A instituição de tributo é atributo das leis, em sentido formal e material, assim entendido aquilo que foi produzido com a observância do processo legislativo regular. O fenômeno da instituição do tributo traz consigo a insígnia da imposição, no sentido de obrigar o destinatário ao cumprimento do dever de entregar certa quantia em dinheiro, mormente a uma imposição legislativa, de modo que é cabível elucidar que, por força do artigo 5º, inciso I, da Magna Carta, “ninguém será obrigado a fazer ou deixar de fazer alguma coisa senão em virtude de lei”.
A principal função da Constituição Federal, em matéria tributária, resume-se na delimitação do sistema tributário (artigos 145 a 162). Isso abrange a definição dos tributos que podem ser instituídos e arrecadados (quais sejam, impostos, taxas, contribuição de melhoria, contribuições sociais e empréstimo compulsório). Na esteira, encontram-se as disposições que devem ser observadas pelos entes federados, materializadas sob a forma de regras, princípios e imunidades tributárias, naquilo que se denomina de limitações ao poder de tributar.

-*-

• AS TAREFAS:
- 1) Responda às perguntas sobre o trecho acerca da instituição de tributos.
(a) Que artigo e inciso da Magna Carta o trecho cita?
(b) Em quais artigos da Constituição Federal se encontra a delimitação do sistema tributário?
(c) Que nome recebem as regras, os princípios e as imunidades que os entes federados devem observar?
- 2) Reproduza o trecho sobre a instituição de tributos entre "A principal função" e "poder de tributar.", incluindo essas palavras.
- 3) Dê continuidade ao texto sobre a instituição de tributos a partir do ponto em que ele termina.
As linhas registradas depois deste trecho não fazem falta para responder.

[Dados registrados]

-*-

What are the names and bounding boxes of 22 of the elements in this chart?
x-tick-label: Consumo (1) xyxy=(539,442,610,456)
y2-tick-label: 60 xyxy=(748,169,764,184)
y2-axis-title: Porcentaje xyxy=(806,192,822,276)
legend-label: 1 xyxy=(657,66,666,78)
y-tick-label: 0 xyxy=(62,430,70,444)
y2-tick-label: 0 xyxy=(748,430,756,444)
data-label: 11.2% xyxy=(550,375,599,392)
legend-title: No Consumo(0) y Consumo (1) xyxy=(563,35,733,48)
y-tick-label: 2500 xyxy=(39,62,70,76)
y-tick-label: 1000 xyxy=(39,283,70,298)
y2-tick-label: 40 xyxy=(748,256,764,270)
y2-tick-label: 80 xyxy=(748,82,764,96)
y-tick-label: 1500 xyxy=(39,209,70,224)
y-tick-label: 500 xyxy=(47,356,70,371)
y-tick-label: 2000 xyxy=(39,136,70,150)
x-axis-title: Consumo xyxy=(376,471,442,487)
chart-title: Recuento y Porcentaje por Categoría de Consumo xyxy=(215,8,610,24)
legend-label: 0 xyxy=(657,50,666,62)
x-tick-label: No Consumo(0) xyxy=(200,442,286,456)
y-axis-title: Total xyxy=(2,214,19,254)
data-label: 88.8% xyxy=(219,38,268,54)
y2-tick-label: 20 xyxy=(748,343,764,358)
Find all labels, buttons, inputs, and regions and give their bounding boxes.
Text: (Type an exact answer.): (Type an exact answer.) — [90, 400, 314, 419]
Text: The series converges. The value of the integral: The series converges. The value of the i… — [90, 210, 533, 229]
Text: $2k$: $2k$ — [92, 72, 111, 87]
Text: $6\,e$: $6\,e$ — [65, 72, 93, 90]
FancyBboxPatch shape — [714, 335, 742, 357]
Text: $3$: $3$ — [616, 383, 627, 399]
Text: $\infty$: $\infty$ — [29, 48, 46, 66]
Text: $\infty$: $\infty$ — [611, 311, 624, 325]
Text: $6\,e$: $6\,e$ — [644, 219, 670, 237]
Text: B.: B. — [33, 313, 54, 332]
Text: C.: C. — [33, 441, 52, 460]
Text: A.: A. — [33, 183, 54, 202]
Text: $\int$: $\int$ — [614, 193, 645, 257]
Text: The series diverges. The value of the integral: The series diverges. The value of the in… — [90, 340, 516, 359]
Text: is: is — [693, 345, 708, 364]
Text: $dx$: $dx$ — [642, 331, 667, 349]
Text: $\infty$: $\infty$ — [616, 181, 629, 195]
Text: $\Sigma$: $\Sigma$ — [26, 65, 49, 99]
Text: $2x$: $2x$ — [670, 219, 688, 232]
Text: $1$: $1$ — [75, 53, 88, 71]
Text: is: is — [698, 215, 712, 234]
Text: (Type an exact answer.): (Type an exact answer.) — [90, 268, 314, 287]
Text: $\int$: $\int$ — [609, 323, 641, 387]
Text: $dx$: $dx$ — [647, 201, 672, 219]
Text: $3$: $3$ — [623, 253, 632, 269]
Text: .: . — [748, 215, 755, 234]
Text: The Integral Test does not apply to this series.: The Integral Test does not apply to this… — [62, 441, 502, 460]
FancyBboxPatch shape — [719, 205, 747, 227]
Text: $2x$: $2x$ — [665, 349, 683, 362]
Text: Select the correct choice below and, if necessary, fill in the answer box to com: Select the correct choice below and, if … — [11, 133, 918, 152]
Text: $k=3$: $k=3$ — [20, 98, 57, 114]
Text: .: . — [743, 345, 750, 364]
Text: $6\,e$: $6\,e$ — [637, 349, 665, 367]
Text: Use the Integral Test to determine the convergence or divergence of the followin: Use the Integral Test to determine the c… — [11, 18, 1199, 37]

-*-

• RESPOSTAS:
- 1)
(a) O artigo 5º, inciso I.
(b) Nos artigos 145 a 162.
(c) Limitações ao poder de tributar.

- 2)
A principal função da Constituição Federal, em matéria tributária, resume-se na delimitação do sistema tributário (artigos 145 a 162). Isso abrange a definição dos tributos que podem ser instituídos e arrecadados (quais sejam, impostos, taxas, contribuição de melhoria, contribuições sociais e empréstimo compulsório). Na esteira, encontram-se as disposições que devem ser observadas pelos entes federados, materializadas sob a forma de regras, princípios e imunidades tributárias, naquilo que se denomina de limitações ao poder de tributar.

- 3)
Ao estruturar o sistema tributário, o legislador constituinte o fez com a máxima observância ao pacto federativo e, assim, estabeleceu a ordem jurídica a ser observada para fins do exercício da competência tributária, especialmente no que tange à necessidade de lei para impor a exigência tributária, haja vista que somente ela pode compelir o cidadão ao cumprimento da obrigação tributária. Nela, o contribuinte encontrará os elementos da exação e poderá saber como e quando deve pagar, bem como quanto e a quem pagar.
A competência tributária autoriza os entes federados à criação de múltiplas e concomitantes leis tributárias, podendo dispor, como lhes convier, de seus tributos. Todavia, o postulado da autonomia não confere aos entes amplo e irrestrito poder para legislar. É preciso recordar que a forma federativa representa o modo de exercício do poder político do Estado sobre o território e, neste caso, de forma fragmentada. Desta feita, o exercício da competência tributária deve respeitar as limitações contidas no texto constitucional, especialmente aquelas que versam sobre a necessidade de observância das leis complementares, de caráter geral.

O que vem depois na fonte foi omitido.